## REQUIRED TASK
Keep only the lines of the listing that include the word "Fuente", and copy them.

## DATA ENTRIES
# # # # #

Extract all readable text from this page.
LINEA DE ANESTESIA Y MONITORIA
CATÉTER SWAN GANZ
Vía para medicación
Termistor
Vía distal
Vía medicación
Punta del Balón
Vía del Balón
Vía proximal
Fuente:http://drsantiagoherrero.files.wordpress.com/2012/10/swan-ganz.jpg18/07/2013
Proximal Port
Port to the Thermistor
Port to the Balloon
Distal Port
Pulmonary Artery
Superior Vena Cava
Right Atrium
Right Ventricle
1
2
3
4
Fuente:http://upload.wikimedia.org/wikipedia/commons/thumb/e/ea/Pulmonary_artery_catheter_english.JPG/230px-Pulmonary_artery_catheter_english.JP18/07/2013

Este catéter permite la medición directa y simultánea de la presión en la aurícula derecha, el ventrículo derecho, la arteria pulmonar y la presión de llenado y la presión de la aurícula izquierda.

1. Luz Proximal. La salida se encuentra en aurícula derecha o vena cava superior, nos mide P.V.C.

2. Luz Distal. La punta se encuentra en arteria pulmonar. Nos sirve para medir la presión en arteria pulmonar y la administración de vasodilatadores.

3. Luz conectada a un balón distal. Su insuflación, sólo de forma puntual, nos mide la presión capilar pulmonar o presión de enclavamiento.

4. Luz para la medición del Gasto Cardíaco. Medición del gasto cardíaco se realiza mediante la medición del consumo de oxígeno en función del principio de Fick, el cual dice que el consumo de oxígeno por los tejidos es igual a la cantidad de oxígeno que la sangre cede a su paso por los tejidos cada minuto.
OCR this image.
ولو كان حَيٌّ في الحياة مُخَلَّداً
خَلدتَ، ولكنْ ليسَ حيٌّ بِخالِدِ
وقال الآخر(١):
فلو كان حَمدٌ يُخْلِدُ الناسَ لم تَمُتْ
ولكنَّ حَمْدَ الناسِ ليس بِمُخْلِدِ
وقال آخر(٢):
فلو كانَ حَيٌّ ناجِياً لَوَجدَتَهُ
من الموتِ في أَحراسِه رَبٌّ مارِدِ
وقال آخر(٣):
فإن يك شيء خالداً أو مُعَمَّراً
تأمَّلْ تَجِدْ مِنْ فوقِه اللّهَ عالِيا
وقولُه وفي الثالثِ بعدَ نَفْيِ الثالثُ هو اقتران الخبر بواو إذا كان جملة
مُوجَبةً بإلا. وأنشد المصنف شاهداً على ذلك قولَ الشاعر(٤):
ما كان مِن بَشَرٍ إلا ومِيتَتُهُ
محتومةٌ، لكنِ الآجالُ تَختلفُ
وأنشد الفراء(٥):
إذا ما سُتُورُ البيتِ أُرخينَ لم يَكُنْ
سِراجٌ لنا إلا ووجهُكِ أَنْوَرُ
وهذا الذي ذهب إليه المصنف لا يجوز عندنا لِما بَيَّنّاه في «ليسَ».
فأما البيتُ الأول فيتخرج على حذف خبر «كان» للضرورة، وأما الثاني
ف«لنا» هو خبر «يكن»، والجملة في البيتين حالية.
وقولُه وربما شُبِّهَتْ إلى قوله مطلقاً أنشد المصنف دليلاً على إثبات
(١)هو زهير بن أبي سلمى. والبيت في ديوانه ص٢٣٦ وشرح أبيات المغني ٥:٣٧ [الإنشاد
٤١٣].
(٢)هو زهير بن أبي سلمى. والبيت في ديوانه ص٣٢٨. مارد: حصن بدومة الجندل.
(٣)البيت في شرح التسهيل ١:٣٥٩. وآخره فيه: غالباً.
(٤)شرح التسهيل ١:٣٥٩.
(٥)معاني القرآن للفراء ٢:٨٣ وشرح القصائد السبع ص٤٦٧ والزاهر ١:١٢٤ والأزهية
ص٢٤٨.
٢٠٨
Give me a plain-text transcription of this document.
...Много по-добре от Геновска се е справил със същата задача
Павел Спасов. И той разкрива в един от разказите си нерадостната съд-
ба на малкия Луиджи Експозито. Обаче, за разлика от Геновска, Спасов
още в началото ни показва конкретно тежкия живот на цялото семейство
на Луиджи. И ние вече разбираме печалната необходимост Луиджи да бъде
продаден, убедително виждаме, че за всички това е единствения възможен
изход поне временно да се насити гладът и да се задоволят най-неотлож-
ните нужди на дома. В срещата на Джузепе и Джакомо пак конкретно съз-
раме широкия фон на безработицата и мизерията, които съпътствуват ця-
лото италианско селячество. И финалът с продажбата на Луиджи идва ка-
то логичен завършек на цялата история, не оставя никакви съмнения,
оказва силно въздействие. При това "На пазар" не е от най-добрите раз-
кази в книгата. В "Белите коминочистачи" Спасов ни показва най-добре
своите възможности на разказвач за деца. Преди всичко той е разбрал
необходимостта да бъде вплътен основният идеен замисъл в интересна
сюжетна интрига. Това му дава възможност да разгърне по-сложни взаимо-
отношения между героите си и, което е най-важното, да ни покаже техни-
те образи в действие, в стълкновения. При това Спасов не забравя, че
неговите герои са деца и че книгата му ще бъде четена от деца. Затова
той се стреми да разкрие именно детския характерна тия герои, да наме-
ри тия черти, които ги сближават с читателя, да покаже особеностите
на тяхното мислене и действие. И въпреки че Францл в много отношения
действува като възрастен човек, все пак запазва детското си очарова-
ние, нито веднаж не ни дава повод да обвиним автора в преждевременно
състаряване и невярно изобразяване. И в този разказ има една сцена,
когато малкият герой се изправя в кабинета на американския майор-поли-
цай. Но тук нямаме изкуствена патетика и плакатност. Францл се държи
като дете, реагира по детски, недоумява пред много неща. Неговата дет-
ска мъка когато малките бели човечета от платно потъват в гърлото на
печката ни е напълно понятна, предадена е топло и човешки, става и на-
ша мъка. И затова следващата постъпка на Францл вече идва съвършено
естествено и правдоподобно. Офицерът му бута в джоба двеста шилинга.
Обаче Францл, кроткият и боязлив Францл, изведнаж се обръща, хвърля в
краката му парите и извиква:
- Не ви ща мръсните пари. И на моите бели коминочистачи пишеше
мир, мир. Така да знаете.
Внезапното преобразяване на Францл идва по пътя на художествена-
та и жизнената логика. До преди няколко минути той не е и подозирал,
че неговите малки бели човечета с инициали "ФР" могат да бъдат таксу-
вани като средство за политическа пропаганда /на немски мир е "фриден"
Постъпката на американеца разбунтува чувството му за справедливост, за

# # # # #

## CORRECT ANSWER
Fuente:http://drsantiagoherrero.files.wordpress.com/2012/10/swan-ganz.jpg18/07/2013
Fuente:http://upload.wikimedia.org/wikipedia/commons/thumb/e/ea/Pulmonary_artery_catheter_english.JPG/230px-Pulmonary_artery_catheter_english.JP18/07/2013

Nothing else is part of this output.